### Task to carry out
Provide an exact copy of the data, excluding the images.

(Dataset excerpts)
━━━

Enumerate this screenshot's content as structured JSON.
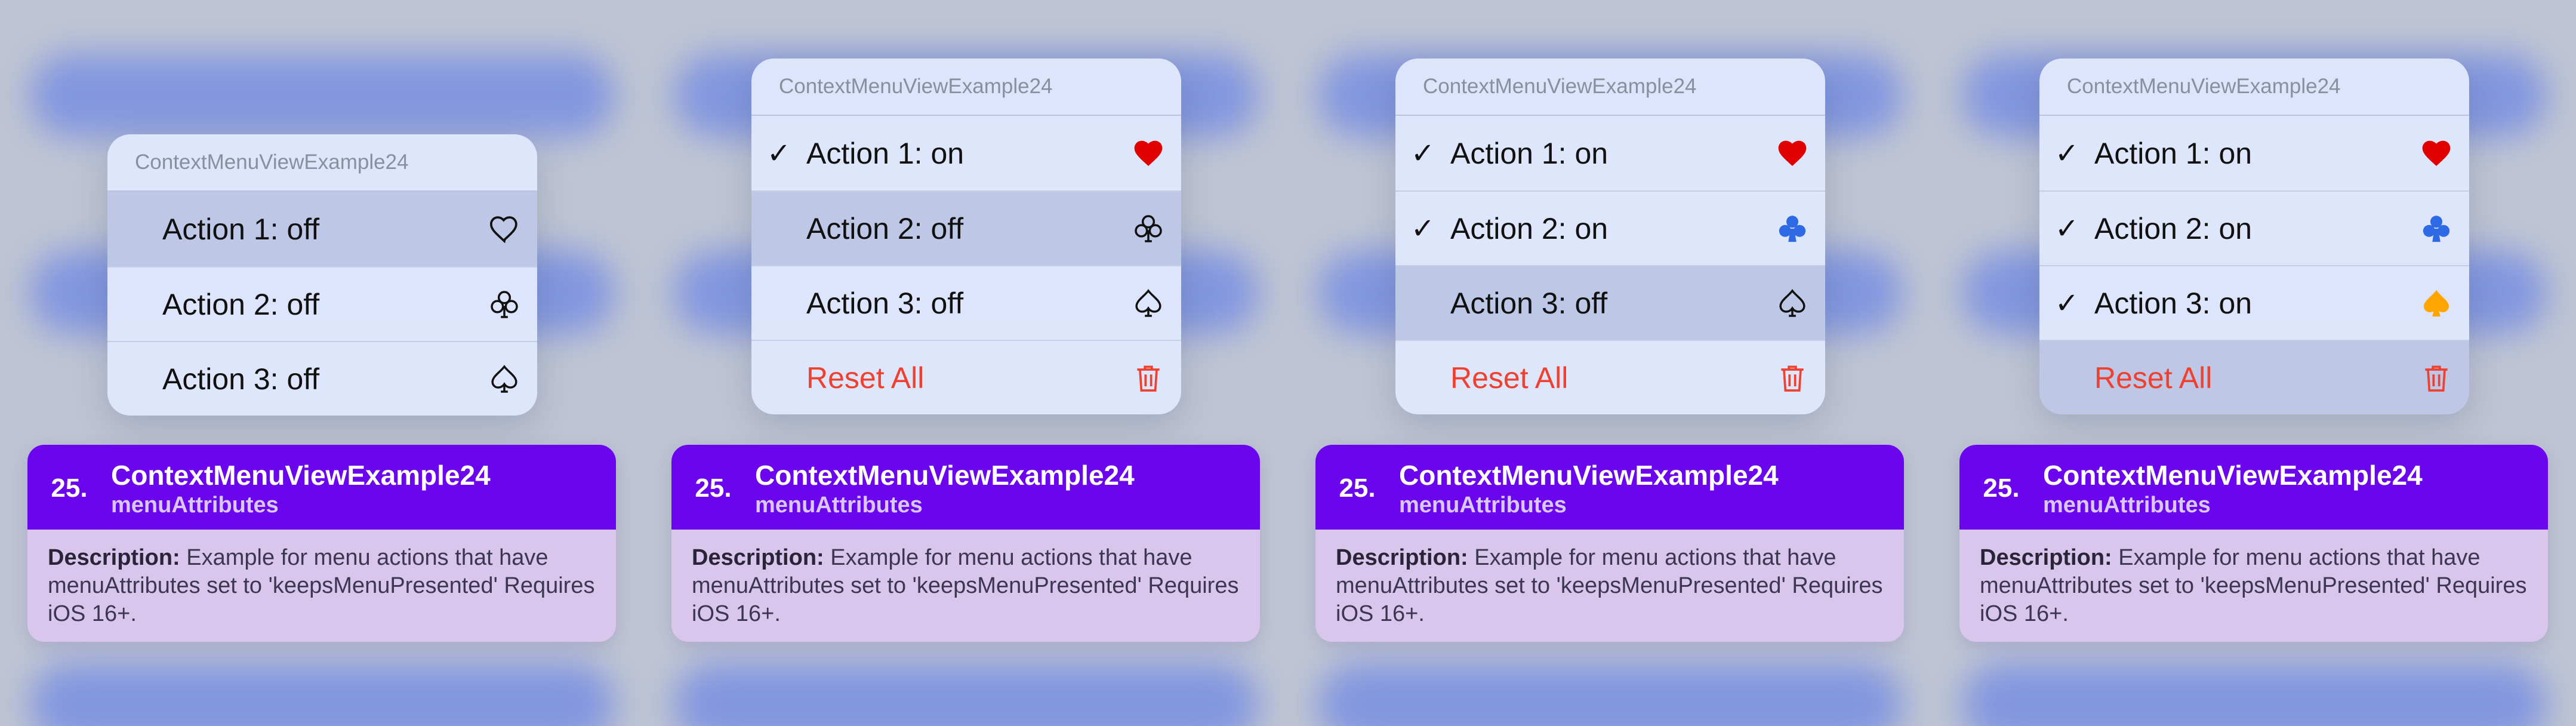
{
  "colors": {
    "accent": "#6a05ee",
    "destructive": "#f0402f",
    "heart": "#e00000",
    "club": "#2f6ae6",
    "spade": "#ffa500"
  },
  "panels": [
    {
      "menu": {
        "title": "ContextMenuViewExample24",
        "items": [
          {
            "check": "",
            "label": "Action 1: off",
            "icon": "heart-outline-icon"
          },
          {
            "check": "",
            "label": "Action 2: off",
            "icon": "club-outline-icon"
          },
          {
            "check": "",
            "label": "Action 3: off",
            "icon": "spade-outline-icon"
          }
        ]
      },
      "card": {
        "number": "25.",
        "title": "ContextMenuViewExample24",
        "subtitle": "menuAttributes",
        "description_label": "Description:",
        "description": "Example for menu actions that have menuAttributes set to 'keepsMenuPresented' Requires iOS 16+."
      }
    },
    {
      "menu": {
        "title": "ContextMenuViewExample24",
        "items": [
          {
            "check": "✓",
            "label": "Action 1: on",
            "icon": "heart-filled-icon"
          },
          {
            "check": "",
            "label": "Action 2: off",
            "icon": "club-outline-icon"
          },
          {
            "check": "",
            "label": "Action 3: off",
            "icon": "spade-outline-icon"
          },
          {
            "check": "",
            "label": "Reset All",
            "icon": "trash-icon"
          }
        ]
      },
      "card": {
        "number": "25.",
        "title": "ContextMenuViewExample24",
        "subtitle": "menuAttributes",
        "description_label": "Description:",
        "description": "Example for menu actions that have menuAttributes set to 'keepsMenuPresented' Requires iOS 16+."
      }
    },
    {
      "menu": {
        "title": "ContextMenuViewExample24",
        "items": [
          {
            "check": "✓",
            "label": "Action 1: on",
            "icon": "heart-filled-icon"
          },
          {
            "check": "✓",
            "label": "Action 2: on",
            "icon": "club-filled-icon"
          },
          {
            "check": "",
            "label": "Action 3: off",
            "icon": "spade-outline-icon"
          },
          {
            "check": "",
            "label": "Reset All",
            "icon": "trash-icon"
          }
        ]
      },
      "card": {
        "number": "25.",
        "title": "ContextMenuViewExample24",
        "subtitle": "menuAttributes",
        "description_label": "Description:",
        "description": "Example for menu actions that have menuAttributes set to 'keepsMenuPresented' Requires iOS 16+."
      }
    },
    {
      "menu": {
        "title": "ContextMenuViewExample24",
        "items": [
          {
            "check": "✓",
            "label": "Action 1: on",
            "icon": "heart-filled-icon"
          },
          {
            "check": "✓",
            "label": "Action 2: on",
            "icon": "club-filled-icon"
          },
          {
            "check": "✓",
            "label": "Action 3: on",
            "icon": "spade-filled-icon"
          },
          {
            "check": "",
            "label": "Reset All",
            "icon": "trash-icon"
          }
        ]
      },
      "card": {
        "number": "25.",
        "title": "ContextMenuViewExample24",
        "subtitle": "menuAttributes",
        "description_label": "Description:",
        "description": "Example for menu actions that have menuAttributes set to 'keepsMenuPresented' Requires iOS 16+."
      }
    }
  ]
}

━━━

### Task response
Enumerate this screenshot's content as structured JSON.
{
  "colors": {
    "accent": "#6a05ee",
    "destructive": "#f0402f",
    "heart": "#e00000",
    "club": "#2f6ae6",
    "spade": "#ffa500"
  },
  "panels": [
    {
      "menu": {
        "title": "ContextMenuViewExample24",
        "items": [
          {
            "check": "",
            "label": "Action 1: off",
            "icon": "heart-outline-icon"
          },
          {
            "check": "",
            "label": "Action 2: off",
            "icon": "club-outline-icon"
          },
          {
            "check": "",
            "label": "Action 3: off",
            "icon": "spade-outline-icon"
          }
        ]
      },
      "card": {
        "number": "25.",
        "title": "ContextMenuViewExample24",
        "subtitle": "menuAttributes",
        "description_label": "Description:",
        "description": "Example for menu actions that have menuAttributes set to 'keepsMenuPresented' Requires iOS 16+."
      }
    },
    {
      "menu": {
        "title": "ContextMenuViewExample24",
        "items": [
          {
            "check": "✓",
            "label": "Action 1: on",
            "icon": "heart-filled-icon"
          },
          {
            "check": "",
            "label": "Action 2: off",
            "icon": "club-outline-icon"
          },
          {
            "check": "",
            "label": "Action 3: off",
            "icon": "spade-outline-icon"
          },
          {
            "check": "",
            "label": "Reset All",
            "icon": "trash-icon"
          }
        ]
      },
      "card": {
        "number": "25.",
        "title": "ContextMenuViewExample24",
        "subtitle": "menuAttributes",
        "description_label": "Description:",
        "description": "Example for menu actions that have menuAttributes set to 'keepsMenuPresented' Requires iOS 16+."
      }
    },
    {
      "menu": {
        "title": "ContextMenuViewExample24",
        "items": [
          {
            "check": "✓",
            "label": "Action 1: on",
            "icon": "heart-filled-icon"
          },
          {
            "check": "✓",
            "label": "Action 2: on",
            "icon": "club-filled-icon"
          },
          {
            "check": "",
            "label": "Action 3: off",
            "icon": "spade-outline-icon"
          },
          {
            "check": "",
            "label": "Reset All",
            "icon": "trash-icon"
          }
        ]
      },
      "card": {
        "number": "25.",
        "title": "ContextMenuViewExample24",
        "subtitle": "menuAttributes",
        "description_label": "Description:",
        "description": "Example for menu actions that have menuAttributes set to 'keepsMenuPresented' Requires iOS 16+."
      }
    },
    {
      "menu": {
        "title": "ContextMenuViewExample24",
        "items": [
          {
            "check": "✓",
            "label": "Action 1: on",
            "icon": "heart-filled-icon"
          },
          {
            "check": "✓",
            "label": "Action 2: on",
            "icon": "club-filled-icon"
          },
          {
            "check": "✓",
            "label": "Action 3: on",
            "icon": "spade-filled-icon"
          },
          {
            "check": "",
            "label": "Reset All",
            "icon": "trash-icon"
          }
        ]
      },
      "card": {
        "number": "25.",
        "title": "ContextMenuViewExample24",
        "subtitle": "menuAttributes",
        "description_label": "Description:",
        "description": "Example for menu actions that have menuAttributes set to 'keepsMenuPresented' Requires iOS 16+."
      }
    }
  ]
}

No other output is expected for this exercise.